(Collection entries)

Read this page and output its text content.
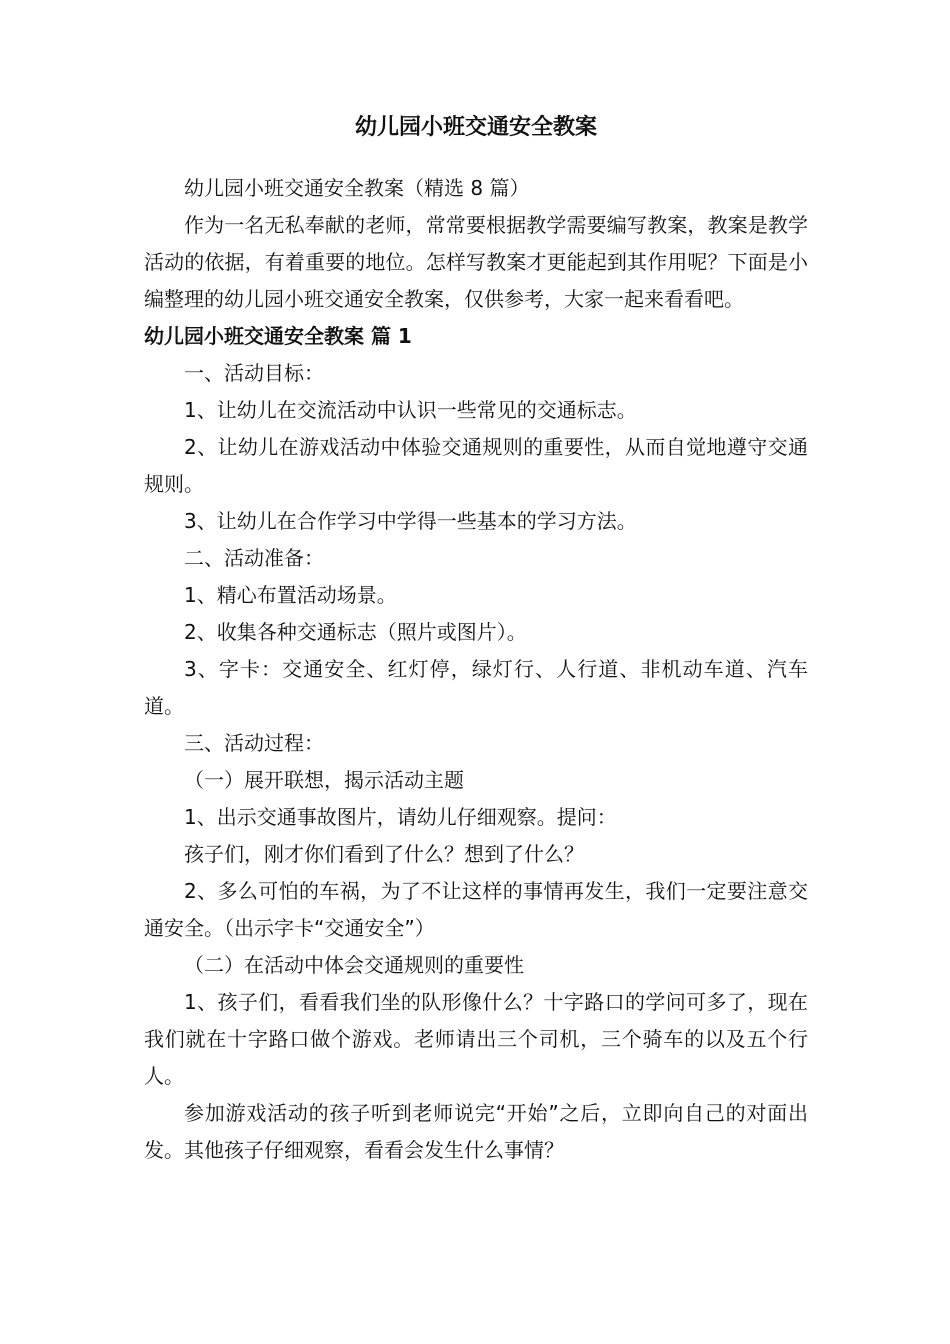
幼儿园小班交通安全教案

幼儿园小班交通安全教案（精选 8 篇）

作为一名无私奉献的老师，常常要根据教学需要编写教案，教案是教学活动的依据，有着重要的地位。怎样写教案才更能起到其作用呢？下面是小编整理的幼儿园小班交通安全教案，仅供参考，大家一起来看看吧。

幼儿园小班交通安全教案 篇 1

一、活动目标：

1、让幼儿在交流活动中认识一些常见的交通标志。

2、让幼儿在游戏活动中体验交通规则的重要性，从而自觉地遵守交通规则。

3、让幼儿在合作学习中学得一些基本的学习方法。

二、活动准备：

1、精心布置活动场景。

2、收集各种交通标志（照片或图片）。

3、字卡：交通安全、红灯停，绿灯行、人行道、非机动车道、汽车道。

三、活动过程：

（一）展开联想，揭示活动主题

1、出示交通事故图片，请幼儿仔细观察。提问：

孩子们，刚才你们看到了什么？想到了什么？

2、多么可怕的车祸，为了不让这样的事情再发生，我们一定要注意交通安全。（出示字卡“交通安全”）

（二）在活动中体会交通规则的重要性

1、孩子们，看看我们坐的队形像什么？十字路口的学问可多了，现在我们就在十字路口做个游戏。老师请出三个司机，三个骑车的以及五个行人。

参加游戏活动的孩子听到老师说完“开始”之后，立即向自己的对面出发。其他孩子仔细观察，看看会发生什么事情？
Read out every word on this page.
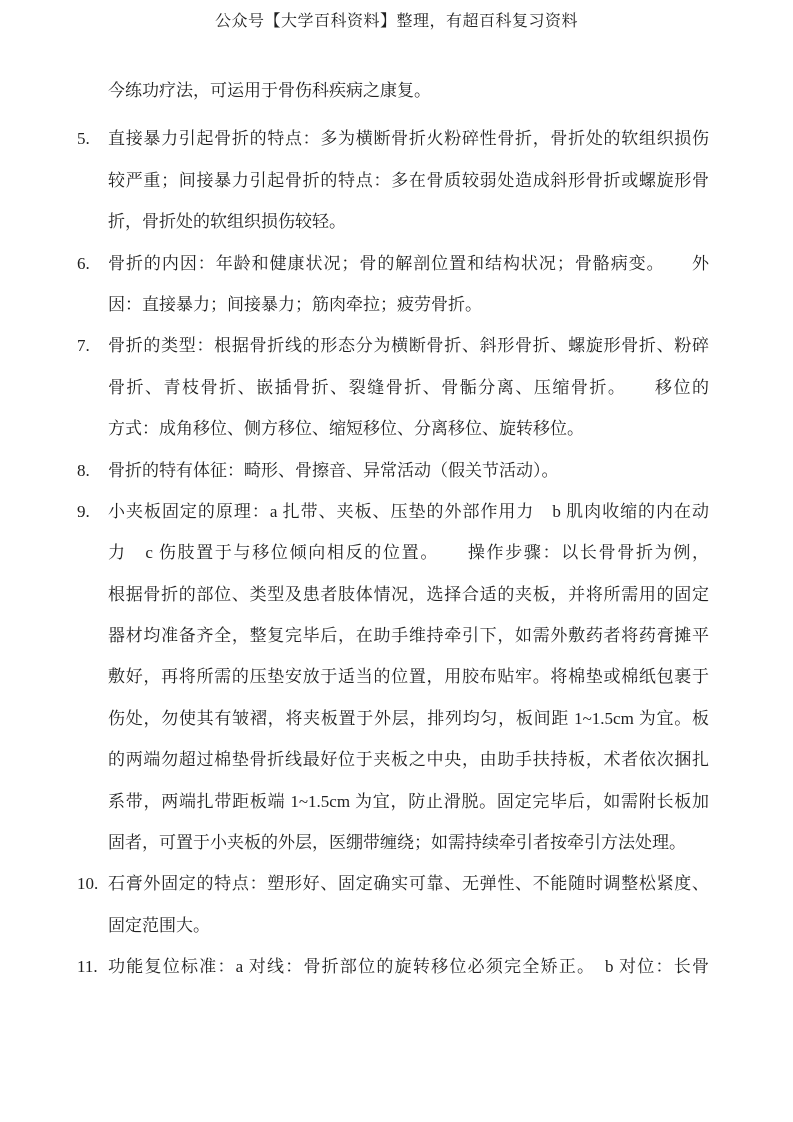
公众号【大学百科资料】整理，有超百科复习资料
今练功疗法，可运用于骨伤科疾病之康复。
5. 直接暴力引起骨折的特点：多为横断骨折火粉碎性骨折，骨折处的软组织损伤
较严重；间接暴力引起骨折的特点：多在骨质较弱处造成斜形骨折或螺旋形骨
折，骨折处的软组织损伤较轻。
6. 骨折的内因：年龄和健康状况；骨的解剖位置和结构状况；骨骼病变。　　外
因：直接暴力；间接暴力；筋肉牵拉；疲劳骨折。
7. 骨折的类型：根据骨折线的形态分为横断骨折、斜形骨折、螺旋形骨折、粉碎
骨折、青枝骨折、嵌插骨折、裂缝骨折、骨骺分离、压缩骨折。　　移位的
方式：成角移位、侧方移位、缩短移位、分离移位、旋转移位。
8. 骨折的特有体征：畸形、骨擦音、异常活动（假关节活动）。
9. 小夹板固定的原理：a 扎带、夹板、压垫的外部作用力　b 肌肉收缩的内在动
力　c 伤肢置于与移位倾向相反的位置。　　操作步骤：以长骨骨折为例，
根据骨折的部位、类型及患者肢体情况，选择合适的夹板，并将所需用的固定
器材均准备齐全，整复完毕后，在助手维持牵引下，如需外敷药者将药膏摊平
敷好，再将所需的压垫安放于适当的位置，用胶布贴牢。将棉垫或棉纸包裹于
伤处，勿使其有皱褶，将夹板置于外层，排列均匀，板间距 1~1.5cm 为宜。板
的两端勿超过棉垫骨折线最好位于夹板之中央，由助手扶持板，术者依次捆扎
系带，两端扎带距板端 1~1.5cm 为宜，防止滑脱。固定完毕后，如需附长板加
固者，可置于小夹板的外层，医绷带缠绕；如需持续牵引者按牵引方法处理。
10. 石膏外固定的特点：塑形好、固定确实可靠、无弹性、不能随时调整松紧度、
固定范围大。
11. 功能复位标准：a 对线：骨折部位的旋转移位必须完全矫正。　b 对位：长骨
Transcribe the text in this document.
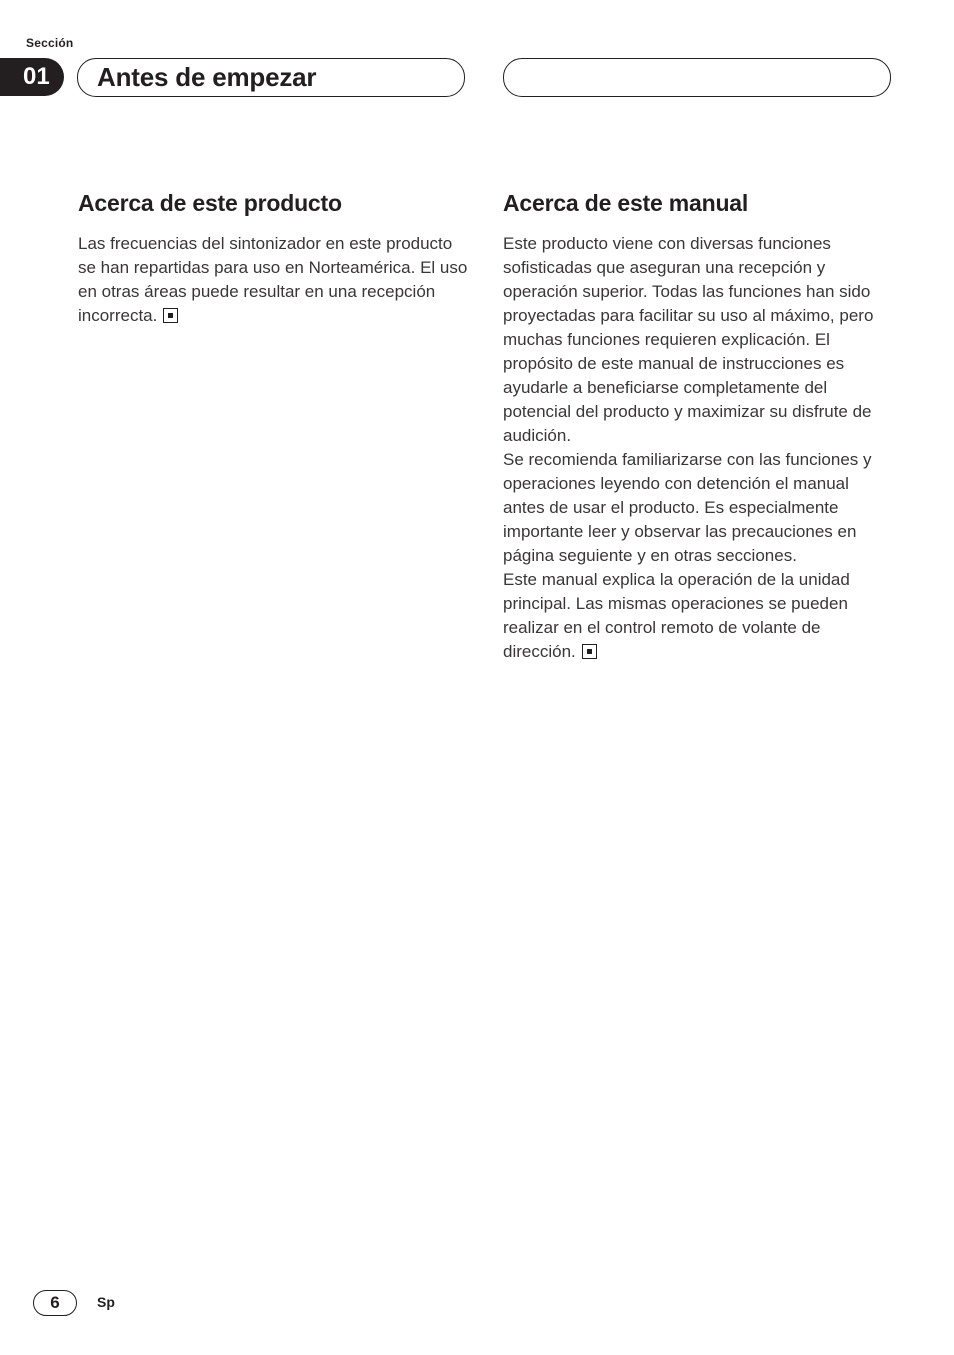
Sección
01	Antes de empezar
Acerca de este producto

Las frecuencias del sintonizador en este producto se han repartidas para uso en Norteamérica. El uso en otras áreas puede resultar en una recepción incorrecta.

Acerca de este manual

Este producto viene con diversas funciones sofisticadas que aseguran una recepción y operación superior. Todas las funciones han sido proyectadas para facilitar su uso al máximo, pero muchas funciones requieren explicación. El propósito de este manual de instrucciones es ayudarle a beneficiarse completamente del potencial del producto y maximizar su disfrute de audición.

Se recomienda familiarizarse con las funciones y operaciones leyendo con detención el manual antes de usar el producto. Es especialmente importante leer y observar las precauciones en página seguiente y en otras secciones.

Este manual explica la operación de la unidad principal. Las mismas operaciones se pueden realizar en el control remoto de volante de dirección.

6	Sp
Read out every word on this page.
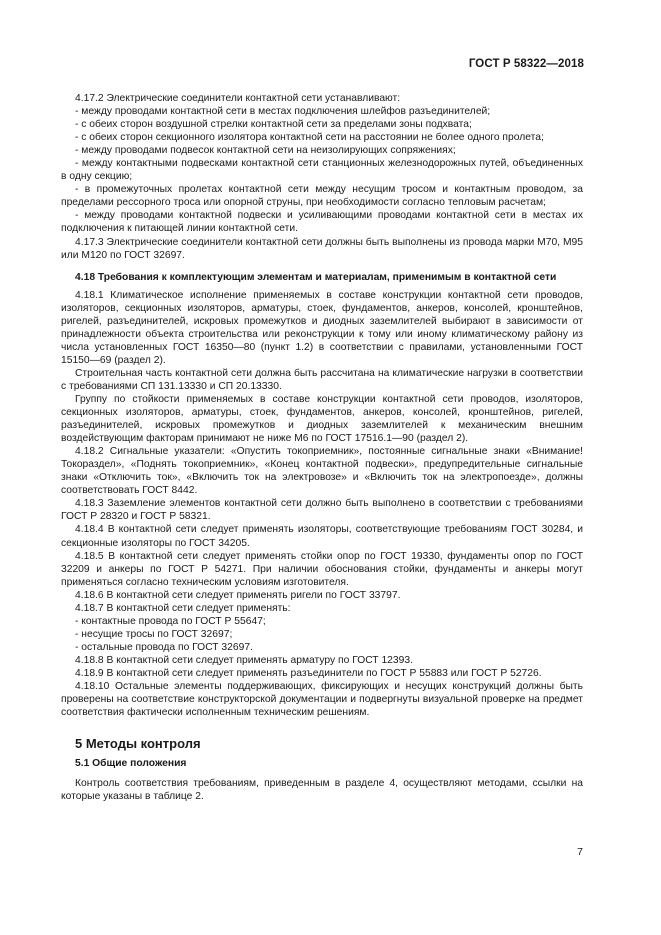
ГОСТ Р 58322—2018

4.17.2 Электрические соединители контактной сети устанавливают:

- между проводами контактной сети в местах подключения шлейфов разъединителей;

- с обеих сторон воздушной стрелки контактной сети за пределами зоны подхвата;

- с обеих сторон секционного изолятора контактной сети на расстоянии не более одного пролета;

- между проводами подвесок контактной сети на неизолирующих сопряжениях;

- между контактными подвесками контактной сети станционных железнодорожных путей, объединенных в одну секцию;

- в промежуточных пролетах контактной сети между несущим тросом и контактным проводом, за пределами рессорного троса или опорной струны, при необходимости согласно тепловым расчетам;

- между проводами контактной подвески и усиливающими проводами контактной сети в местах их подключения к питающей линии контактной сети.

4.17.3 Электрические соединители контактной сети должны быть выполнены из провода марки М70, М95 или М120 по ГОСТ 32697.

4.18 Требования к комплектующим элементам и материалам, применимым в контактной сети

4.18.1 Климатическое исполнение применяемых в составе конструкции контактной сети проводов, изоляторов, секционных изоляторов, арматуры, стоек, фундаментов, анкеров, консолей, кронштейнов, ригелей, разъединителей, искровых промежутков и диодных заземлителей выбирают в зависимости от принадлежности объекта строительства или реконструкции к тому или иному климатическому району из числа установленных ГОСТ 16350—80 (пункт 1.2) в соответствии с правилами, установленными ГОСТ 15150—69 (раздел 2).

Строительная часть контактной сети должна быть рассчитана на климатические нагрузки в соответствии с требованиями СП 131.13330 и СП 20.13330.

Группу по стойкости применяемых в составе конструкции контактной сети проводов, изоляторов, секционных изоляторов, арматуры, стоек, фундаментов, анкеров, консолей, кронштейнов, ригелей, разъединителей, искровых промежутков и диодных заземлителей к механическим внешним воздействующим факторам принимают не ниже М6 по ГОСТ 17516.1—90 (раздел 2).

4.18.2 Сигнальные указатели: «Опустить токоприемник», постоянные сигнальные знаки «Внимание! Токораздел», «Поднять токоприемник», «Конец контактной подвески», предупредительные сигнальные знаки «Отключить ток», «Включить ток на электровозе» и «Включить ток на электропоезде», должны соответствовать ГОСТ 8442.

4.18.3 Заземление элементов контактной сети должно быть выполнено в соответствии с требованиями ГОСТ Р 28320 и ГОСТ Р 58321.

4.18.4 В контактной сети следует применять изоляторы, соответствующие требованиям ГОСТ 30284, и секционные изоляторы по ГОСТ 34205.

4.18.5 В контактной сети следует применять стойки опор по ГОСТ 19330, фундаменты опор по ГОСТ 32209 и анкеры по ГОСТ Р 54271. При наличии обоснования стойки, фундаменты и анкеры могут применяться согласно техническим условиям изготовителя.

4.18.6 В контактной сети следует применять ригели по ГОСТ 33797.

4.18.7 В контактной сети следует применять:

- контактные провода по ГОСТ Р 55647;

- несущие тросы по ГОСТ 32697;

- остальные провода по ГОСТ 32697.

4.18.8 В контактной сети следует применять арматуру по ГОСТ 12393.

4.18.9 В контактной сети следует применять разъединители по ГОСТ Р 55883 или ГОСТ Р 52726.

4.18.10 Остальные элементы поддерживающих, фиксирующих и несущих конструкций должны быть проверены на соответствие конструкторской документации и подвергнуты визуальной проверке на предмет соответствия фактически исполненным техническим решениям.

5 Методы контроля
5.1 Общие положения

Контроль соответствия требованиям, приведенным в разделе 4, осуществляют методами, ссылки на которые указаны в таблице 2.

7
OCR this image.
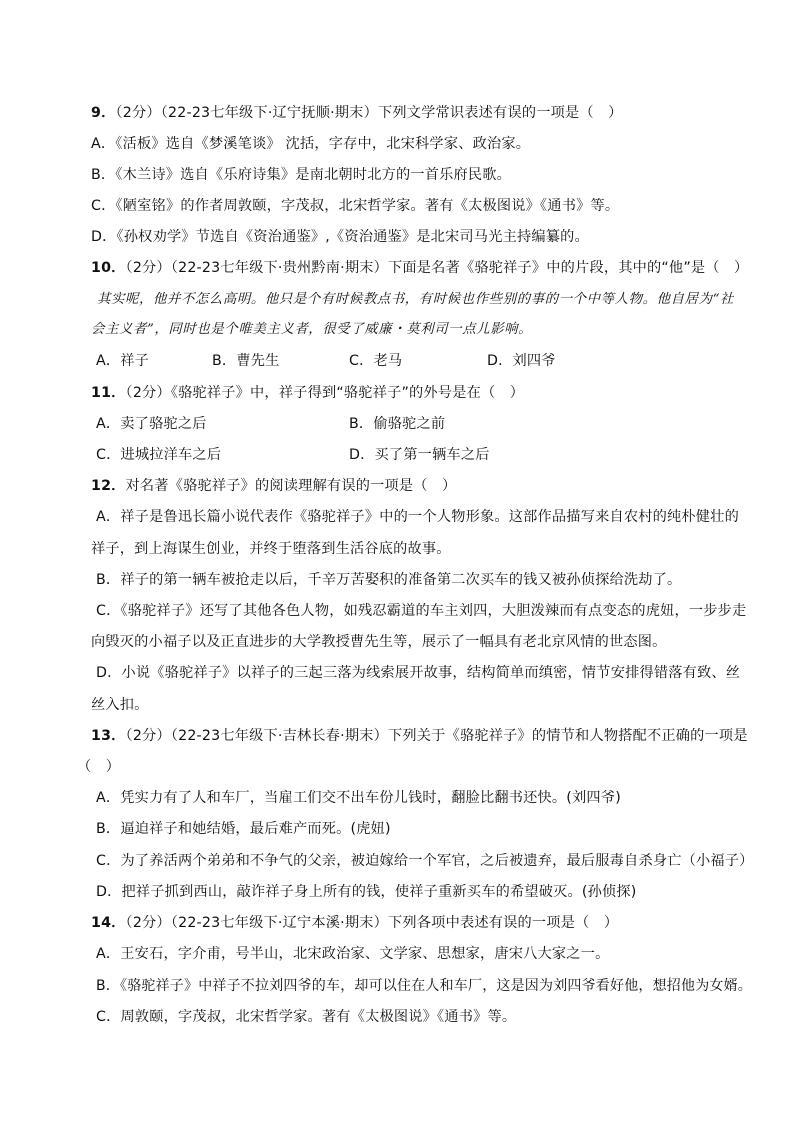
9．（2分）（22-23七年级下·辽宁抚顺·期末）下列文学常识表述有误的一项是（　）
A．《活板》选自《梦溪笔谈》 沈括，字存中，北宋科学家、政治家。
B．《木兰诗》选自《乐府诗集》是南北朝时北方的一首乐府民歌。
C．《陋室铭》的作者周敦颐，字茂叔，北宋哲学家。著有《太极图说》《通书》等。
D．《孙权劝学》节选自《资治通鉴》,《资治通鉴》是北宋司马光主持编纂的。
10．（2分）（22-23七年级下·贵州黔南·期末）下面是名著《骆驼祥子》中的片段，其中的“他”是（　）
其实呢，他并不怎么高明。他只是个有时候教点书，有时候也作些别的事的一个中等人物。他自居为“社
会主义者”，同时也是个唯美主义者，很受了威廉・莫利司一点儿影响。
A．祥子	B．曹先生	C．老马	D．刘四爷
11．（2分）《骆驼祥子》中，祥子得到“骆驼祥子”的外号是在（　）
A．卖了骆驼之后	B．偷骆驼之前
C．进城拉洋车之后	D．买了第一辆车之后
12．对名著《骆驼祥子》的阅读理解有误的一项是（　）
A．祥子是鲁迅长篇小说代表作《骆驼祥子》中的一个人物形象。这部作品描写来自农村的纯朴健壮的
祥子，到上海谋生创业，并终于堕落到生活谷底的故事。
B．祥子的第一辆车被抢走以后，千辛万苦娶积的准备第二次买车的钱又被孙侦探给洗劫了。
C．《骆驼祥子》还写了其他各色人物，如残忍霸道的车主刘四，大胆泼辣而有点变态的虎妞，一步步走
向毁灭的小福子以及正直进步的大学教授曹先生等，展示了一幅具有老北京风情的世态图。
D．小说《骆驼祥子》以祥子的三起三落为线索展开故事，结构简单而缜密，情节安排得错落有致、丝
丝入扣。
13．（2分）（22-23七年级下·吉林长春·期末）下列关于《骆驼祥子》的情节和人物搭配不正确的一项是
（　）
A．凭实力有了人和车厂，当雇工们交不出车份儿钱时，翻脸比翻书还快。(刘四爷)
B．逼迫祥子和她结婚，最后难产而死。(虎妞)
C．为了养活两个弟弟和不争气的父亲，被迫嫁给一个军官，之后被遗弃，最后服毒自杀身亡（小福子）
D．把祥子抓到西山，敲诈祥子身上所有的钱，使祥子重新买车的希望破灭。(孙侦探)
14．（2分）（22-23七年级下·辽宁本溪·期末）下列各项中表述有误的一项是（　）
A．王安石，字介甫，号半山，北宋政治家、文学家、思想家，唐宋八大家之一。
B．《骆驼祥子》中祥子不拉刘四爷的车，却可以住在人和车厂，这是因为刘四爷看好他，想招他为女婿。
C．周敦颐，字茂叔，北宋哲学家。著有《太极图说》《通书》等。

● **TASK INSTRUCTIONS**: Lines from the records above that hold "местах" are the ones to list.

● **FINISHED EXERCISE**:
- между проводами контактной сети в местах подключения шлейфов разъединителей;
- между проводами контактной подвески и усиливающими проводами контактной сети в местах их подключения к питающей линии контактной сети.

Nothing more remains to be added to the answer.